YOUR TASK.
Tally the lines in the following entries that include the word "heading"; state only the total.
════════
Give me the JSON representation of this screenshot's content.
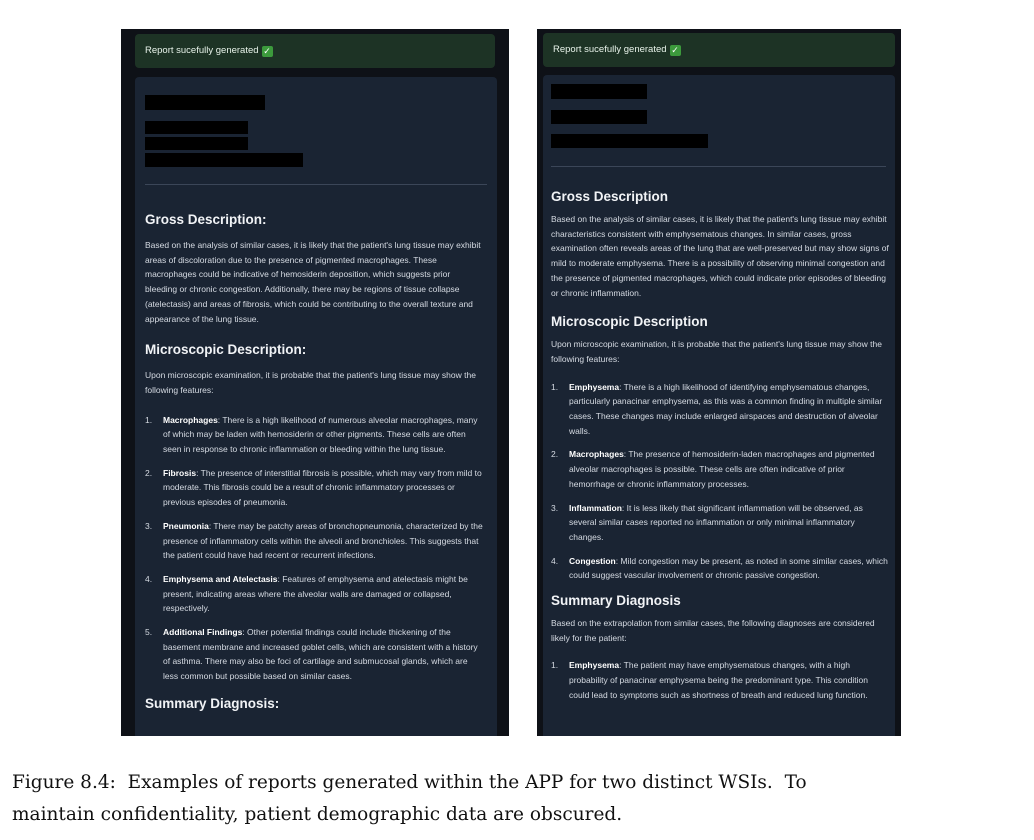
{
  "panels": {
    "left": {
      "success_message": "Report sucefully generated",
      "gross": {
        "heading": "Gross Description:",
        "text": "Based on the analysis of similar cases, it is likely that the patient's lung tissue may exhibit areas of discoloration due to the presence of pigmented macrophages. These macrophages could be indicative of hemosiderin deposition, which suggests prior bleeding or chronic congestion. Additionally, there may be regions of tissue collapse (atelectasis) and areas of fibrosis, which could be contributing to the overall texture and appearance of the lung tissue."
      },
      "micro": {
        "heading": "Microscopic Description:",
        "intro": "Upon microscopic examination, it is probable that the patient's lung tissue may show the following features:",
        "items": [
          {
            "num": "1.",
            "term": "Macrophages",
            "text": ": There is a high likelihood of numerous alveolar macrophages, many of which may be laden with hemosiderin or other pigments. These cells are often seen in response to chronic inflammation or bleeding within the lung tissue."
          },
          {
            "num": "2.",
            "term": "Fibrosis",
            "text": ": The presence of interstitial fibrosis is possible, which may vary from mild to moderate. This fibrosis could be a result of chronic inflammatory processes or previous episodes of pneumonia."
          },
          {
            "num": "3.",
            "term": "Pneumonia",
            "text": ": There may be patchy areas of bronchopneumonia, characterized by the presence of inflammatory cells within the alveoli and bronchioles. This suggests that the patient could have had recent or recurrent infections."
          },
          {
            "num": "4.",
            "term": "Emphysema and Atelectasis",
            "text": ": Features of emphysema and atelectasis might be present, indicating areas where the alveolar walls are damaged or collapsed, respectively."
          },
          {
            "num": "5.",
            "term": "Additional Findings",
            "text": ": Other potential findings could include thickening of the basement membrane and increased goblet cells, which are consistent with a history of asthma. There may also be foci of cartilage and submucosal glands, which are less common but possible based on similar cases."
          }
        ]
      },
      "summary": {
        "heading": "Summary Diagnosis:"
      }
    },
    "right": {
      "success_message": "Report sucefully generated",
      "gross": {
        "heading": "Gross Description",
        "text": "Based on the analysis of similar cases, it is likely that the patient's lung tissue may exhibit characteristics consistent with emphysematous changes. In similar cases, gross examination often reveals areas of the lung that are well-preserved but may show signs of mild to moderate emphysema. There is a possibility of observing minimal congestion and the presence of pigmented macrophages, which could indicate prior episodes of bleeding or chronic inflammation."
      },
      "micro": {
        "heading": "Microscopic Description",
        "intro": "Upon microscopic examination, it is probable that the patient's lung tissue may show the following features:",
        "items": [
          {
            "num": "1.",
            "term": "Emphysema",
            "text": ": There is a high likelihood of identifying emphysematous changes, particularly panacinar emphysema, as this was a common finding in multiple similar cases. These changes may include enlarged airspaces and destruction of alveolar walls."
          },
          {
            "num": "2.",
            "term": "Macrophages",
            "text": ": The presence of hemosiderin-laden macrophages and pigmented alveolar macrophages is possible. These cells are often indicative of prior hemorrhage or chronic inflammatory processes."
          },
          {
            "num": "3.",
            "term": "Inflammation",
            "text": ": It is less likely that significant inflammation will be observed, as several similar cases reported no inflammation or only minimal inflammatory changes."
          },
          {
            "num": "4.",
            "term": "Congestion",
            "text": ": Mild congestion may be present, as noted in some similar cases, which could suggest vascular involvement or chronic passive congestion."
          }
        ]
      },
      "summary": {
        "heading": "Summary Diagnosis",
        "intro": "Based on the extrapolation from similar cases, the following diagnoses are considered likely for the patient:",
        "items": [
          {
            "num": "1.",
            "term": "Emphysema",
            "text": ": The patient may have emphysematous changes, with a high probability of panacinar emphysema being the predominant type. This condition could lead to symptoms such as shortness of breath and reduced lung function."
          }
        ]
      }
    }
  },
  "caption": {
    "line1": "Figure 8.4:  Examples of reports generated within the APP for two distinct WSIs.  To",
    "line2": "maintain confidentiality, patient demographic data are obscured."
  }
}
════════
SOLUTION TO THIS EXERCISE.
6